=== PROBLEMS ===
**a.** In the pull request about adding learning curves, reproduce the portion starting at "I consider the" and ending at "for this task.".
**b.** Pick up the pull request about adding learning curves after its final sentence and write how it continues.

=== PASSAGE SHOWN ===
Add learning curves #332

desilinguist · 2017-01-23T20:03:21Z

Addresses automatic learning curves #221.
The way that this works is by having a new task type called learning_curve. This essentially ties in to a new learning_curve() method in the Learner class which is adapted from the scikit-learn method sklearn.model_selection.learning_curve(). The reason that I didn't just basically call the scikit-learn method directly is because that method works with estimator objects and raw feature arrays . We want to apply the whole SKLL pipeline (feature selection, transformation, hashing, etc.) that the user has specified when computing the learning curve results and so we need to use the SKLL API.
The process of computing the curve is as follows: Only a training set is required. For each point on the leaning curve, the training set is split into two partitions 80/20. The learner is trained on the subset of the 80% corresponding to the point of the learning curve and then evaluated on the 20% partition. This is repeated multiple times (using multiple different 80/20 partitions) and the results are averaged. This gives us the score for each point in the training curve. The whole process it then repeated for each point on the curve.
I consider the learning curve task to be orthogonal to ablation and finding the right hyper-parameters. Therefore, ablation and grid search are not allowed. Just like for the cross-validation task, no models are saved for this task.

=== RECORDED DATA ===
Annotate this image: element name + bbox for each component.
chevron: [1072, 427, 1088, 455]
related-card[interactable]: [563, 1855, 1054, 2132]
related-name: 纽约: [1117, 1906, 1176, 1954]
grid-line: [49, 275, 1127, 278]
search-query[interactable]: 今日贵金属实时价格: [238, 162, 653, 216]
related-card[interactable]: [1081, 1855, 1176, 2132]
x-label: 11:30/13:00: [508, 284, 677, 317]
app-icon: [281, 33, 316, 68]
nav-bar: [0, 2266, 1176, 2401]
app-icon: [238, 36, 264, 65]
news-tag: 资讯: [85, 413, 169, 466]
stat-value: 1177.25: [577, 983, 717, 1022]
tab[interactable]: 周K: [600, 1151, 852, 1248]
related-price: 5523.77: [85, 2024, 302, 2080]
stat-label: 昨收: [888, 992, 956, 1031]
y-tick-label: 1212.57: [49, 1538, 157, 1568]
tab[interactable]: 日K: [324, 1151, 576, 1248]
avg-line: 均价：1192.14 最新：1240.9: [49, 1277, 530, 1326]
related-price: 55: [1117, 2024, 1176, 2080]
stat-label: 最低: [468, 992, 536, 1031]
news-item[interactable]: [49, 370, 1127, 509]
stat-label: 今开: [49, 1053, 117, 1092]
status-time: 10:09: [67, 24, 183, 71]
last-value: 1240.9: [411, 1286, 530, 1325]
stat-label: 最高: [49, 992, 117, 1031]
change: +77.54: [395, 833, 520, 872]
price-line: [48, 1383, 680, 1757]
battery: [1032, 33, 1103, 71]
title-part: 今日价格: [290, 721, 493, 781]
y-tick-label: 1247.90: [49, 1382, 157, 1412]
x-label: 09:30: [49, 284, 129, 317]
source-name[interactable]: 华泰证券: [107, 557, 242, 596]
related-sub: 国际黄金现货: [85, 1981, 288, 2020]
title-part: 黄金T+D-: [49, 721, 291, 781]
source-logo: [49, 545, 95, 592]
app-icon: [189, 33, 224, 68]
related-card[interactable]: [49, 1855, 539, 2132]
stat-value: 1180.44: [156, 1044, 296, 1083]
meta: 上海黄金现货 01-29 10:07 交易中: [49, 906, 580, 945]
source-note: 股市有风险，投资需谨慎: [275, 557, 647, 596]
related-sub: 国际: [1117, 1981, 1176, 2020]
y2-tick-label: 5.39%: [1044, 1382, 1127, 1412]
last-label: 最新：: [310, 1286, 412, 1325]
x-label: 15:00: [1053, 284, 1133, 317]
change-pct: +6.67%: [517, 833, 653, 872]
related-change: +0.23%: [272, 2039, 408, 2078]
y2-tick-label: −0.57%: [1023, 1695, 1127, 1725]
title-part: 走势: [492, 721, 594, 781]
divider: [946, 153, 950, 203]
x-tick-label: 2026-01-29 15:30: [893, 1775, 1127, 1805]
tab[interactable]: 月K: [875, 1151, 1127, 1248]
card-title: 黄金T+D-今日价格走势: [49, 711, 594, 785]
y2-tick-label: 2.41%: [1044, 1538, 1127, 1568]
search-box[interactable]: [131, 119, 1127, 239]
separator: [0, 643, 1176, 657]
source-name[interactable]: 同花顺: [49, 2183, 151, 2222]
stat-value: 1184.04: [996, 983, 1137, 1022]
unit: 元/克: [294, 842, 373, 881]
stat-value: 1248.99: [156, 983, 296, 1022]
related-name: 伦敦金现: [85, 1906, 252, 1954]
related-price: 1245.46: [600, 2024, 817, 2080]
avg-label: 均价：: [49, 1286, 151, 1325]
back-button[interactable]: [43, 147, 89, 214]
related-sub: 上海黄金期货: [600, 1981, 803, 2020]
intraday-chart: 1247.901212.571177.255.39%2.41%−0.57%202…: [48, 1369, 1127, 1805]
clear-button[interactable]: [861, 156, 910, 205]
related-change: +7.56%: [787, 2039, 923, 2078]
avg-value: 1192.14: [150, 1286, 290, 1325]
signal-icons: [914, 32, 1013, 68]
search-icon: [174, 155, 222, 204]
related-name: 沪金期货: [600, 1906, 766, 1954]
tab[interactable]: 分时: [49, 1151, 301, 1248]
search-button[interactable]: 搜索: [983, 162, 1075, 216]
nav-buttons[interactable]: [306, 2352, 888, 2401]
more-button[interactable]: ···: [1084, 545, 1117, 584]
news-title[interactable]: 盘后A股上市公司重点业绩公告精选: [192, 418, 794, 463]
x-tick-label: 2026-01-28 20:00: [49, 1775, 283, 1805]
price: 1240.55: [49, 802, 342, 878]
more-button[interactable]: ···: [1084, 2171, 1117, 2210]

=== THE RESPONSES ===
**a.**
I consider the learning curve task to be orthogonal to ablation and finding the right hyper-parameters. Therefore, ablation and grid search are not allowed. Just like for the cross-validation task, no models are saved for this task.

**b.**
Users can specify the various training set sizes and the number of 80/20 partitions for each point tin the curve (if they don't, there are reasonable defaults for both).
Users can also specify the number of cross-validation iterations to be used for averaging the results for a given training set size.
The output of the learning_curve task is a TSV file containing the training set size and the averaged scores for all combinations of featuresets, learners, and objectives. If pandas and seaborn are available, actual learning curves are generated as PNG files - one for each feature set. Each PNG file contains a faceted plot with objective functions on rows and learners on columns. Here's an example plot.

(Note: since grid search is disallowed, we don't really need to train the learner for each objective separately; we could simply train the learner once and then compute the scores using multiple functions. However, this doesn't fit into the current parallelization scheme that SKLL follows and so I didn't feel like changing that. The training jobs are run in parallel so it's not that big a deal anyway.)

- Needed for learning curve generation.

- instead of a method of `Learner` because it needs to be picklable.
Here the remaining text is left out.